===== RECORDS FOR THE EXERCISE =====
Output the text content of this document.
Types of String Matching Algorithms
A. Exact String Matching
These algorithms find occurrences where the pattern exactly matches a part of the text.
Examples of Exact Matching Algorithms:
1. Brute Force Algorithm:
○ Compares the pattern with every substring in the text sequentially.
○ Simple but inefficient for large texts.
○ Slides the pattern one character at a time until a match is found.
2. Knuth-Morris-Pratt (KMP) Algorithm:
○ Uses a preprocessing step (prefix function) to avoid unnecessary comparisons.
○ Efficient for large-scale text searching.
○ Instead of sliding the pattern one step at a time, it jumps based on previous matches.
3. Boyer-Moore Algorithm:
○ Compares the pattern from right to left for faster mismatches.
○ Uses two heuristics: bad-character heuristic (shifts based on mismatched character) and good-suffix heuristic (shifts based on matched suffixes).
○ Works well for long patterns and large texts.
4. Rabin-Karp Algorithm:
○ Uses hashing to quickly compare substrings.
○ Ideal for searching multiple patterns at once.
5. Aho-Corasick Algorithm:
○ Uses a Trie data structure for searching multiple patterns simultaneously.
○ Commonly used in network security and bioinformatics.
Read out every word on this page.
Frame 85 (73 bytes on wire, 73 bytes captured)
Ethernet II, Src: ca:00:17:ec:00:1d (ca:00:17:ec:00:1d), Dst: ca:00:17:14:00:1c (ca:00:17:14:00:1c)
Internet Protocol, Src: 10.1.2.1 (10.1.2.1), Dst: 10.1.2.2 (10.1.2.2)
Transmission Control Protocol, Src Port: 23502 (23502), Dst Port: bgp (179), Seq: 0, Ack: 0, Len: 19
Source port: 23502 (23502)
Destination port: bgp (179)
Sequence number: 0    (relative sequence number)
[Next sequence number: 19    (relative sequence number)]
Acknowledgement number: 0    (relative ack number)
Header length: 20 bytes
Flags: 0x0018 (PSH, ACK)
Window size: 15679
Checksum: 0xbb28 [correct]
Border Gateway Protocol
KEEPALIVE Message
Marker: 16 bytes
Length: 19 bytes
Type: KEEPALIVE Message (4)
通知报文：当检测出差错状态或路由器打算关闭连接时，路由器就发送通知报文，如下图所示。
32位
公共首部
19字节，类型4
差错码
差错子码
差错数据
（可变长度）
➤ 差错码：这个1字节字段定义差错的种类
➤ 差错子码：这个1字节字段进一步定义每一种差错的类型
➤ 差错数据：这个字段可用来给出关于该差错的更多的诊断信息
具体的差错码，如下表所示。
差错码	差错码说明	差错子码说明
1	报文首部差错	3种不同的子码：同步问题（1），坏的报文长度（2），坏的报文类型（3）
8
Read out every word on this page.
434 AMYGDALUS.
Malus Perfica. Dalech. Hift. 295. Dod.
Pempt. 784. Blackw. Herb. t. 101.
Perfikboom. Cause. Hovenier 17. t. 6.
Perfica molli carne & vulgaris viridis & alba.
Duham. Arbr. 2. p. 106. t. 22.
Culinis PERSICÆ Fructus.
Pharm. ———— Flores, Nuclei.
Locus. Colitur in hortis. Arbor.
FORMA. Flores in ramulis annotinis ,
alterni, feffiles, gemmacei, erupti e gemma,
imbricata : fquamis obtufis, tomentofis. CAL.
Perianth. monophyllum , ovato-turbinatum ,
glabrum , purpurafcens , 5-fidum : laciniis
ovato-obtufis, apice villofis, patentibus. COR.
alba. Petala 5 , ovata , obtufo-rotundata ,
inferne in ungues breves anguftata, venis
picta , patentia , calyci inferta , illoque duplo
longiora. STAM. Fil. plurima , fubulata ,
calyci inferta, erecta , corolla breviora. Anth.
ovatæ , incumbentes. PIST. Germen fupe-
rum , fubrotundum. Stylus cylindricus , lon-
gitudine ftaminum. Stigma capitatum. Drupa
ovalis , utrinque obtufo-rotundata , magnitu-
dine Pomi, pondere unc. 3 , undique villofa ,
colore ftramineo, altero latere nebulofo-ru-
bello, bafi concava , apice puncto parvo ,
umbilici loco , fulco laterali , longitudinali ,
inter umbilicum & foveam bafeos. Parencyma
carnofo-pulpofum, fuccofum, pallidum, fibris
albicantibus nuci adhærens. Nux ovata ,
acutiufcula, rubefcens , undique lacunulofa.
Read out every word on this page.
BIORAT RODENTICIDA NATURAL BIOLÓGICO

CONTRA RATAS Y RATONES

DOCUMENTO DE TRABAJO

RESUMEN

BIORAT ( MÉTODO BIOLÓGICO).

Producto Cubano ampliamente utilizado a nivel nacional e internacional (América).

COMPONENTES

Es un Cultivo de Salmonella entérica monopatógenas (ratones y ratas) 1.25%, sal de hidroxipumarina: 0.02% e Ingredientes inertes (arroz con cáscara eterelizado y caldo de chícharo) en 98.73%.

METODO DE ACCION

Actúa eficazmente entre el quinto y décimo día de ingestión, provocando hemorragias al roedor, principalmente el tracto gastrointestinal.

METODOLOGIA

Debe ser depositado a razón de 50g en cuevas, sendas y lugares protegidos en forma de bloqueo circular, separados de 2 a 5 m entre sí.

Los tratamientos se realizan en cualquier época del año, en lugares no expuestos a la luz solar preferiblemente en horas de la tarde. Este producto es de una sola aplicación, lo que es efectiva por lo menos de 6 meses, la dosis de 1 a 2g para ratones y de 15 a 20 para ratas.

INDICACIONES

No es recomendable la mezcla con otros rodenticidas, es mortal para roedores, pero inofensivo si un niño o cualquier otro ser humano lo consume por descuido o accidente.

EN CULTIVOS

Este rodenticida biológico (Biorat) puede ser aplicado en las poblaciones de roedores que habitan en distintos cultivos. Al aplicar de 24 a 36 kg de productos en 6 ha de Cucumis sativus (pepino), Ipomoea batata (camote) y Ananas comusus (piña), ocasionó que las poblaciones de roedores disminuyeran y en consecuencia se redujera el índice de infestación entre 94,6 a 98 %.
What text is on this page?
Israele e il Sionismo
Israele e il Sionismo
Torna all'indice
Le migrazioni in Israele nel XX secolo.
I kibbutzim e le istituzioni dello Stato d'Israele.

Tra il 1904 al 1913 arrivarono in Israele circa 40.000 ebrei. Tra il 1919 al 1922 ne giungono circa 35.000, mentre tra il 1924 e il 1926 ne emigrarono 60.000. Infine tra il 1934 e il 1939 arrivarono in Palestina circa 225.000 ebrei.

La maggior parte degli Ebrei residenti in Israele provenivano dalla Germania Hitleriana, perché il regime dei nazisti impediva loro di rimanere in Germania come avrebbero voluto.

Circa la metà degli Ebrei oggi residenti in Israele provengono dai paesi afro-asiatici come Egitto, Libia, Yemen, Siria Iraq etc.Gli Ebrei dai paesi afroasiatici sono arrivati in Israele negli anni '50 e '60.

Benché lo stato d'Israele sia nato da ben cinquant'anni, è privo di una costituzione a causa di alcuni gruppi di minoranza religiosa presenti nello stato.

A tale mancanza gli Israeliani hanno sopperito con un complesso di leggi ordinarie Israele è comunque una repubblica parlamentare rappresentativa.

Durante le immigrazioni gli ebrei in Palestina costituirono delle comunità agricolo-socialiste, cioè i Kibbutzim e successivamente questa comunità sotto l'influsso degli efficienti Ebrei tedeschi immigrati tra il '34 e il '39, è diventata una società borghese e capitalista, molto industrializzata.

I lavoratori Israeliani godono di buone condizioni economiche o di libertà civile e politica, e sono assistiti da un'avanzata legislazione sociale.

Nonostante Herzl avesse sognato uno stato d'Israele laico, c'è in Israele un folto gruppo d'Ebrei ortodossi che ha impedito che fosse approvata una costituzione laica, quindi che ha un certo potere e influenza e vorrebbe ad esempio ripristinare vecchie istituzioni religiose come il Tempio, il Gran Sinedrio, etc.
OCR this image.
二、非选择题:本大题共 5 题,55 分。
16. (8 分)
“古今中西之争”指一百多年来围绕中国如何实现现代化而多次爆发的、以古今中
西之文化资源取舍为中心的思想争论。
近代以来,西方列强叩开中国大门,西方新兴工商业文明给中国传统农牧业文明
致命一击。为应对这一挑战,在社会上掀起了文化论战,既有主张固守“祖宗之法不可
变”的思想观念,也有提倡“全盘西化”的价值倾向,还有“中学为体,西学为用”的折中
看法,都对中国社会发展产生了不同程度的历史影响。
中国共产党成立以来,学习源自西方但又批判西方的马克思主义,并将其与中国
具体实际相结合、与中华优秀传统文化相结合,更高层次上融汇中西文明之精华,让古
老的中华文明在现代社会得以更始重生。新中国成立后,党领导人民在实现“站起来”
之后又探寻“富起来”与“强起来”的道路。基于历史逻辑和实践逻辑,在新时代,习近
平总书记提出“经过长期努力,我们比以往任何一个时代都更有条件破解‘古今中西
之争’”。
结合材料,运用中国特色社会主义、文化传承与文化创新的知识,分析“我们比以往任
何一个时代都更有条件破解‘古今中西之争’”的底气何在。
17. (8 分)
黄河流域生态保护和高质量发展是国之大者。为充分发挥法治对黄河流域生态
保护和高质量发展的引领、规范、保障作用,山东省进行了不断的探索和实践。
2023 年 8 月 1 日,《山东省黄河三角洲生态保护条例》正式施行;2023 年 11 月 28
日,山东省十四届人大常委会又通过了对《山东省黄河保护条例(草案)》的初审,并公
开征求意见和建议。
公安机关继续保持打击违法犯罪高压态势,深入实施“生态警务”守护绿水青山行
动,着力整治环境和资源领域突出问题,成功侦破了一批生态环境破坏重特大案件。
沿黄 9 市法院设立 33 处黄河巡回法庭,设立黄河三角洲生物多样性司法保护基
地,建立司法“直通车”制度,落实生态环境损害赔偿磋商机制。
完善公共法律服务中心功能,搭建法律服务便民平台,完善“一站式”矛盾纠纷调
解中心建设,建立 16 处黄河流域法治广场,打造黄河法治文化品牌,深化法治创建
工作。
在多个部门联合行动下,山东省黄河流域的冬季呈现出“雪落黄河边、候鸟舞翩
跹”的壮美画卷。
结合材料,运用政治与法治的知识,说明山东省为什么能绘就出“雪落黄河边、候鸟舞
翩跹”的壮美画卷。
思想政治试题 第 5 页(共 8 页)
=====
__TASK TO COMPLETE__.
Check each line in the listing above for the string "time", then report how many lines contain it, with no other text.

__REPLY TO THE TASK__.
2